*Goal*
Print out every line, exactly as written.

*Dataset rows*
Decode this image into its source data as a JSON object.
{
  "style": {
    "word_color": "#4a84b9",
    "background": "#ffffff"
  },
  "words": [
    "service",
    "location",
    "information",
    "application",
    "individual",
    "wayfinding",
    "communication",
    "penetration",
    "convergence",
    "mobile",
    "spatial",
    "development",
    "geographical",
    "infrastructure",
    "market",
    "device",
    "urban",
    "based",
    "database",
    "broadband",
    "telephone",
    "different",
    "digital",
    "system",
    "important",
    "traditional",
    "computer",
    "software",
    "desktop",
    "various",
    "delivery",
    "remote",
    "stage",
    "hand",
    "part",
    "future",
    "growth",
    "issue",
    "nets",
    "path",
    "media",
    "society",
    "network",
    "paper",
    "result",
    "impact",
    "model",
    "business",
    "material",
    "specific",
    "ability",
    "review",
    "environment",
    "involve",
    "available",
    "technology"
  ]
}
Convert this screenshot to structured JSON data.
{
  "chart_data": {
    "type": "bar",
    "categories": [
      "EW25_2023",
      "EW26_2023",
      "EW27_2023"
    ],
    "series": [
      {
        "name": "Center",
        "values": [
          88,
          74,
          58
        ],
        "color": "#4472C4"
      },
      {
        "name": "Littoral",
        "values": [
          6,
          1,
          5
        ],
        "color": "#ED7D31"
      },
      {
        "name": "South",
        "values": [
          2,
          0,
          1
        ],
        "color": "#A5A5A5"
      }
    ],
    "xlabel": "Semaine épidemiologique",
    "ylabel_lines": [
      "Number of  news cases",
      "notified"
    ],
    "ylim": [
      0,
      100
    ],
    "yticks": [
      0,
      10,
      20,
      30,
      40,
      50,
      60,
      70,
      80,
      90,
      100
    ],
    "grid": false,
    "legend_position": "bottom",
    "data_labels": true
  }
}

*Task solution*
Decode this image into its source data as a JSON object.
{
  "style": {
    "word_color": "#4a84b9",
    "background": "#ffffff"
  },
  "words": [
    "service",
    "location",
    "information",
    "application",
    "individual",
    "wayfinding",
    "communication",
    "penetration",
    "convergence",
    "mobile",
    "spatial",
    "development",
    "geographical",
    "infrastructure",
    "market",
    "device",
    "urban",
    "based",
    "database",
    "broadband",
    "telephone",
    "different",
    "digital",
    "system",
    "important",
    "traditional",
    "computer",
    "software",
    "desktop",
    "various",
    "delivery",
    "remote",
    "stage",
    "hand",
    "part",
    "future",
    "growth",
    "issue",
    "nets",
    "path",
    "media",
    "society",
    "network",
    "paper",
    "result",
    "impact",
    "model",
    "business",
    "material",
    "specific",
    "ability",
    "review",
    "environment",
    "involve",
    "available",
    "technology"
  ]
}
Convert this screenshot to structured JSON data.
{
  "chart_data": {
    "type": "bar",
    "categories": [
      "EW25_2023",
      "EW26_2023",
      "EW27_2023"
    ],
    "series": [
      {
        "name": "Center",
        "values": [
          88,
          74,
          58
        ],
        "color": "#4472C4"
      },
      {
        "name": "Littoral",
        "values": [
          6,
          1,
          5
        ],
        "color": "#ED7D31"
      },
      {
        "name": "South",
        "values": [
          2,
          0,
          1
        ],
        "color": "#A5A5A5"
      }
    ],
    "xlabel": "Semaine épidemiologique",
    "ylabel_lines": [
      "Number of  news cases",
      "notified"
    ],
    "ylim": [
      0,
      100
    ],
    "yticks": [
      0,
      10,
      20,
      30,
      40,
      50,
      60,
      70,
      80,
      90,
      100
    ],
    "grid": false,
    "legend_position": "bottom",
    "data_labels": true
  }
}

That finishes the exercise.